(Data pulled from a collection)
※ ※ ※
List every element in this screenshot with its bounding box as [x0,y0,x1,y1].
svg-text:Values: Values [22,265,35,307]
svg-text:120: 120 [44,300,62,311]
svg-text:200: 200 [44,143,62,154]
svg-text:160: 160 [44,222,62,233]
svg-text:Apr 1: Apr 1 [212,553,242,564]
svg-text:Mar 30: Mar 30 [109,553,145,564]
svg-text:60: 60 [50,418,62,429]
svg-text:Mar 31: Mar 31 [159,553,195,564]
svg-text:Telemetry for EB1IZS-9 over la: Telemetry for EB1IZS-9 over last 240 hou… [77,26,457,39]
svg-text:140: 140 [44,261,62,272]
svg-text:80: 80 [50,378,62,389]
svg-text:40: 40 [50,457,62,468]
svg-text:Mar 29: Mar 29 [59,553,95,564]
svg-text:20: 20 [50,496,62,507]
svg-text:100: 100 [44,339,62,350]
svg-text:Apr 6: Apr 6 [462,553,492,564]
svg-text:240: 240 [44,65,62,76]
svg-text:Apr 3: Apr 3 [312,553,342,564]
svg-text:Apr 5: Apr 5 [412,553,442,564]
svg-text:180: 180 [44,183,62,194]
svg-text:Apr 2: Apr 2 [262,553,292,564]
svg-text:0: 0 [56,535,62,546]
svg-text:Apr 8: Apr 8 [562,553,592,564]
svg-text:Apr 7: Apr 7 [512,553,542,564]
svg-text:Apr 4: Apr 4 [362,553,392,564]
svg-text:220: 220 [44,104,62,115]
※ ※ ※
▶ [Challenge]
Copy the lines of the listing without changes, starting from the top and ending after the line that contains "svg-text:Apr 1: Apr 1 [212,553,242,564]".

▶ [Written response]
List every element in this screenshot with its bounding box as [x0,y0,x1,y1].
svg-text:Values: Values [22,265,35,307]
svg-text:120: 120 [44,300,62,311]
svg-text:200: 200 [44,143,62,154]
svg-text:160: 160 [44,222,62,233]
svg-text:Apr 1: Apr 1 [212,553,242,564]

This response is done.